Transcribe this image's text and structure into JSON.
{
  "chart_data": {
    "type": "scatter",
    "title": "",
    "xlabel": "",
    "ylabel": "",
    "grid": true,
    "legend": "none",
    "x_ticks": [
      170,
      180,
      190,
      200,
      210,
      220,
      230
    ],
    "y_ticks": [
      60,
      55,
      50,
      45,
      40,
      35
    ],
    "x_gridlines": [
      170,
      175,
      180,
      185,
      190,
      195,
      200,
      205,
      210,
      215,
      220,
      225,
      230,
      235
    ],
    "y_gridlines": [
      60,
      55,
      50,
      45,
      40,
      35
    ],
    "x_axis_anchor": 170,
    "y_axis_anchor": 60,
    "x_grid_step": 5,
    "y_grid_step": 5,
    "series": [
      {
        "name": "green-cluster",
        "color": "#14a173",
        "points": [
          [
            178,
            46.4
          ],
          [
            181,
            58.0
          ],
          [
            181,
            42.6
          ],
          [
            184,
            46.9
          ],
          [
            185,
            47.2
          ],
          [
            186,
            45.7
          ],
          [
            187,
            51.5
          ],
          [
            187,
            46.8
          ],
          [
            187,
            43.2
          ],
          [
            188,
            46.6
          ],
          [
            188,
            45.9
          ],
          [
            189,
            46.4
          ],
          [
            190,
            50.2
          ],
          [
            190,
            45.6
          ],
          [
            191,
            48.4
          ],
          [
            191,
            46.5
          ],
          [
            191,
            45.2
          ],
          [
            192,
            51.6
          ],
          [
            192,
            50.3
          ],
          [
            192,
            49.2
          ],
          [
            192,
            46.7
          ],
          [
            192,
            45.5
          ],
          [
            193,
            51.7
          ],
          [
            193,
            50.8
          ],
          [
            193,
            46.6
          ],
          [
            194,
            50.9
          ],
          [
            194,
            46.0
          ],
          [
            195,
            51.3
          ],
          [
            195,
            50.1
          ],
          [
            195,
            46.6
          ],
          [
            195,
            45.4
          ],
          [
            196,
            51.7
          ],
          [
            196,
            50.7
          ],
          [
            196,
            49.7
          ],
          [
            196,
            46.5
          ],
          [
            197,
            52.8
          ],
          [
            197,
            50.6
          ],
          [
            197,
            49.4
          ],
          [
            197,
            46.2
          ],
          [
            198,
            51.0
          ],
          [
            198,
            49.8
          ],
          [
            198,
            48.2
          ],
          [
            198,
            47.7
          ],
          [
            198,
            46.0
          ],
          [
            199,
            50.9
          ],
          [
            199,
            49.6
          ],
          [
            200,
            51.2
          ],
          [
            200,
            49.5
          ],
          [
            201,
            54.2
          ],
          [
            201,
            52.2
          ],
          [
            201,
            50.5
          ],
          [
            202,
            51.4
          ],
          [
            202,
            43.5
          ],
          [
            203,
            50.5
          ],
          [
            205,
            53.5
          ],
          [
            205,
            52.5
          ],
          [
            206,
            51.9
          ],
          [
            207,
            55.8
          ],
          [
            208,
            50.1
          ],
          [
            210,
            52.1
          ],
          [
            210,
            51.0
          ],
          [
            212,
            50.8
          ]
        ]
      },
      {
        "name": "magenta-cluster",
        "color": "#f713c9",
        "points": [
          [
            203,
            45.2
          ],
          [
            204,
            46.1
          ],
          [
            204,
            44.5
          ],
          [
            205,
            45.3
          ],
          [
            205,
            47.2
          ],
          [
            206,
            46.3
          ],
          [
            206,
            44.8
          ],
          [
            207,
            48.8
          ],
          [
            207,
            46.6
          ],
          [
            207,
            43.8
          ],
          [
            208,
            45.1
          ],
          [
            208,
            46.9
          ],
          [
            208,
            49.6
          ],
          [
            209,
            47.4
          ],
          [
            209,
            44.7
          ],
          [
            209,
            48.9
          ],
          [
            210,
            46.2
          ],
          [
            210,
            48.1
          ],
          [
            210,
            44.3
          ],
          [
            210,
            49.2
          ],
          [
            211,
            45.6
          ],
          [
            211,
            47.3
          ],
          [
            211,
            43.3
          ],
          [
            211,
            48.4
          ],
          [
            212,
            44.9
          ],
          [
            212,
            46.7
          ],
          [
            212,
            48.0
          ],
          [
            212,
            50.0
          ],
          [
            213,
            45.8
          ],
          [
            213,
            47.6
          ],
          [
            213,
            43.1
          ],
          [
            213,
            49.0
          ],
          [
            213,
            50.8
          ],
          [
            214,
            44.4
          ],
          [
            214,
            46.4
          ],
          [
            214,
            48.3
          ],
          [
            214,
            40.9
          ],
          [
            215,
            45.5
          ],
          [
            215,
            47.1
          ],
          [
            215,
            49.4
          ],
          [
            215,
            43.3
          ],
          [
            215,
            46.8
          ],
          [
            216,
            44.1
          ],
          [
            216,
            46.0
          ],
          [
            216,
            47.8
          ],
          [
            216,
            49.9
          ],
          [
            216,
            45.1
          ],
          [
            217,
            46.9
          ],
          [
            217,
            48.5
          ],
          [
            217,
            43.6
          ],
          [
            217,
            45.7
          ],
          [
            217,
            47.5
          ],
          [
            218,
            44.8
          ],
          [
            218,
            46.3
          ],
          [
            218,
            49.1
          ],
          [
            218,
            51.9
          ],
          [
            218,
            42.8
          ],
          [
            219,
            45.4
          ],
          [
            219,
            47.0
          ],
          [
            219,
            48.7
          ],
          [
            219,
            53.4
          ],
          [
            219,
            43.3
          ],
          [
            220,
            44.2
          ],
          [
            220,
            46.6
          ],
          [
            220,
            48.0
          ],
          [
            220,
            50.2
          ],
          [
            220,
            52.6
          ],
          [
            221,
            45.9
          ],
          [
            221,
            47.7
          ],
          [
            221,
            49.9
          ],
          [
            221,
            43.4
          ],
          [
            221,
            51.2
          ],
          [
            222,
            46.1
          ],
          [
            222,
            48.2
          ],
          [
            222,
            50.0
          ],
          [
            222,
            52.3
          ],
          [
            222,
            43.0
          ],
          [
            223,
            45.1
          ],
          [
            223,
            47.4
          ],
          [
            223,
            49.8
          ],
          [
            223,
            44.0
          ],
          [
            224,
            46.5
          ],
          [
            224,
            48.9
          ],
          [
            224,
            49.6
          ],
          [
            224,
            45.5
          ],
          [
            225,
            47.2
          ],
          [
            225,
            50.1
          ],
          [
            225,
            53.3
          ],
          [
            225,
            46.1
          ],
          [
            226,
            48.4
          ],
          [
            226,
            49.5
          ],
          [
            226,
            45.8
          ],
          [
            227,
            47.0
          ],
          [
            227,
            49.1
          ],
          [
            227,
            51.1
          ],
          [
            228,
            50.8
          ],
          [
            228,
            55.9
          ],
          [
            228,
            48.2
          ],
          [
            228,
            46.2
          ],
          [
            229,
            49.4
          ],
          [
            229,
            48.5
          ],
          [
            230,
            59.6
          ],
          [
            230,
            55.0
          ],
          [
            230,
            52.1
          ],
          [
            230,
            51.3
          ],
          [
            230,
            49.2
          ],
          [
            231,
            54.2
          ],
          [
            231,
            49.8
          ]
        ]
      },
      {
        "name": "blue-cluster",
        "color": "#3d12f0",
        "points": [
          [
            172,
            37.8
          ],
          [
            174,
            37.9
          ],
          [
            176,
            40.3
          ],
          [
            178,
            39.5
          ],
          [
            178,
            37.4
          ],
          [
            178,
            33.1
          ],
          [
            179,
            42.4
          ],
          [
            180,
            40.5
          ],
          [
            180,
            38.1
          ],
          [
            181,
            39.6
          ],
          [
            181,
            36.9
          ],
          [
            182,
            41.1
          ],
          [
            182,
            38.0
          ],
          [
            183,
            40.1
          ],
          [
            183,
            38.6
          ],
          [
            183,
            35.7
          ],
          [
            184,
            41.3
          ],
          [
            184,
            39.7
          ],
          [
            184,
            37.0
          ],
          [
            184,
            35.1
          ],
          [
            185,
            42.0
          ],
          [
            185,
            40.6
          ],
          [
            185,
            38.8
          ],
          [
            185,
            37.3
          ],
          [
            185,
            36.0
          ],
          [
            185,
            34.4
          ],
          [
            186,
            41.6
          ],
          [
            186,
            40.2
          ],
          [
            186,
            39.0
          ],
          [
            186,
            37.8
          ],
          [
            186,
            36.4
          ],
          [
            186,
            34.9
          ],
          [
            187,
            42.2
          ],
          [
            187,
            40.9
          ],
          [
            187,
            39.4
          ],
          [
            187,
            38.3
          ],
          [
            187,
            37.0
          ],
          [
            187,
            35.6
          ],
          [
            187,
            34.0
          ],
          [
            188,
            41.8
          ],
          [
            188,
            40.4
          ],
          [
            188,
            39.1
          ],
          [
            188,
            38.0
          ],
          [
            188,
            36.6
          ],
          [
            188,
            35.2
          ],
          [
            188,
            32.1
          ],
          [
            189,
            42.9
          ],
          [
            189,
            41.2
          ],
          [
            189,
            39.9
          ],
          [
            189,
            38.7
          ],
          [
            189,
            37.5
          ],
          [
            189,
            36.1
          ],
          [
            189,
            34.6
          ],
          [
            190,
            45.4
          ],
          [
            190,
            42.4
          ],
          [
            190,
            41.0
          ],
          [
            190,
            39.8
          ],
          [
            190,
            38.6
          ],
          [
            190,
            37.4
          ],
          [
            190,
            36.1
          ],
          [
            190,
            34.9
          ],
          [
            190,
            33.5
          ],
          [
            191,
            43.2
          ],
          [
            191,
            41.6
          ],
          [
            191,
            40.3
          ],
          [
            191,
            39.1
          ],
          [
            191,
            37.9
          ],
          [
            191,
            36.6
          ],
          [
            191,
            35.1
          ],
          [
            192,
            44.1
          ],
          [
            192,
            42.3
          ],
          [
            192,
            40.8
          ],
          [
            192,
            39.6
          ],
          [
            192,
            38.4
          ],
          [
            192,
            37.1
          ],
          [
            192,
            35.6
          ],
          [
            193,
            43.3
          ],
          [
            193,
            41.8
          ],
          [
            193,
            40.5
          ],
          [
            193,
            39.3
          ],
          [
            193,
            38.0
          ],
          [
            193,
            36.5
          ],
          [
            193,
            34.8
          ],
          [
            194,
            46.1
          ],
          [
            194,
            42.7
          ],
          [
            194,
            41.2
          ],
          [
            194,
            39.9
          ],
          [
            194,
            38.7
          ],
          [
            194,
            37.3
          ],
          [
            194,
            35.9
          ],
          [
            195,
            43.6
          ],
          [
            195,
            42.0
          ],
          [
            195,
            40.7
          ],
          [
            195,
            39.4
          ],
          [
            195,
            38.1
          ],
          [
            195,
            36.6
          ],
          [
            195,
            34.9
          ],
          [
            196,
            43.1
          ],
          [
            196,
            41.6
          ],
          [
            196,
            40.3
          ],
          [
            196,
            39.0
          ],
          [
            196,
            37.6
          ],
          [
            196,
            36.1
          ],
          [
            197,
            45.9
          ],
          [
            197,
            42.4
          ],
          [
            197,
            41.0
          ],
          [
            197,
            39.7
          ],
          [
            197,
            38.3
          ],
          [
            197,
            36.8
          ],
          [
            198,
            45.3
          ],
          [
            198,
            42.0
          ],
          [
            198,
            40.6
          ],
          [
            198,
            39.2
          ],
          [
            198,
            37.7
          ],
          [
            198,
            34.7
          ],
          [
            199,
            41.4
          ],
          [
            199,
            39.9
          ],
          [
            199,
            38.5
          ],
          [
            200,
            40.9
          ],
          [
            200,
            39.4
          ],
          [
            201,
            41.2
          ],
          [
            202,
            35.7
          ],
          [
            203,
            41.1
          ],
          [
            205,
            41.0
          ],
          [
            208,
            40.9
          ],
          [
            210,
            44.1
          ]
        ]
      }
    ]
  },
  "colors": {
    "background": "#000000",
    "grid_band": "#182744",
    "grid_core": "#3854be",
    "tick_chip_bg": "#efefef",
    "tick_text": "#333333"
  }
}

■ **EXERCISE OBJECTIVE**
Show the lines from the data above that contain the string "cluster".

■ **EXERCISE RESPONSE**
        "name": "green-cluster",
        "name": "magenta-cluster",
        "name": "blue-cluster",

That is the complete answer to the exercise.